>> Start

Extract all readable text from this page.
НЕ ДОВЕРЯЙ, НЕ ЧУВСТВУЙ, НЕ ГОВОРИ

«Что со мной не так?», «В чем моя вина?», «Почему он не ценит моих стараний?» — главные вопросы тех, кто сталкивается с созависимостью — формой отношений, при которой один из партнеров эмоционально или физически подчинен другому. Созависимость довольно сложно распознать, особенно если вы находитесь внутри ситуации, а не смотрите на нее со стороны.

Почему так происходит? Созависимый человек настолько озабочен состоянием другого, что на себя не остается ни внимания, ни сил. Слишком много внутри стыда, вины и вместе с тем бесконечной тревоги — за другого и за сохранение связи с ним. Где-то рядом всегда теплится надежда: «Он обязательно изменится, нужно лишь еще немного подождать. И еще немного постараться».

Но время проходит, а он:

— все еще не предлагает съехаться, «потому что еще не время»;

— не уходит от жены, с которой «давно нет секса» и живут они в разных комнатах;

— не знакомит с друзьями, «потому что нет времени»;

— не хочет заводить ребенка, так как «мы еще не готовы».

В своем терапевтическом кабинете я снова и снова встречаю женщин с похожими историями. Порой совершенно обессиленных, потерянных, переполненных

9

>> End

■ Prompt
Give the entries again in full, exactly as they are written.

■ Answer below
Extract all readable text from this page.
НЕ ДОВЕРЯЙ, НЕ ЧУВСТВУЙ, НЕ ГОВОРИ

«Что со мной не так?», «В чем моя вина?», «Почему он не ценит моих стараний?» — главные вопросы тех, кто сталкивается с созависимостью — формой отношений, при которой один из партнеров эмоционально или физически подчинен другому. Созависимость довольно сложно распознать, особенно если вы находитесь внутри ситуации, а не смотрите на нее со стороны.

Почему так происходит? Созависимый человек настолько озабочен состоянием другого, что на себя не остается ни внимания, ни сил. Слишком много внутри стыда, вины и вместе с тем бесконечной тревоги — за другого и за сохранение связи с ним. Где-то рядом всегда теплится надежда: «Он обязательно изменится, нужно лишь еще немного подождать. И еще немного постараться».

Но время проходит, а он:

— все еще не предлагает съехаться, «потому что еще не время»;

— не уходит от жены, с которой «давно нет секса» и живут они в разных комнатах;

— не знакомит с друзьями, «потому что нет времени»;

— не хочет заводить ребенка, так как «мы еще не готовы».

В своем терапевтическом кабинете я снова и снова встречаю женщин с похожими историями. Порой совершенно обессиленных, потерянных, переполненных

9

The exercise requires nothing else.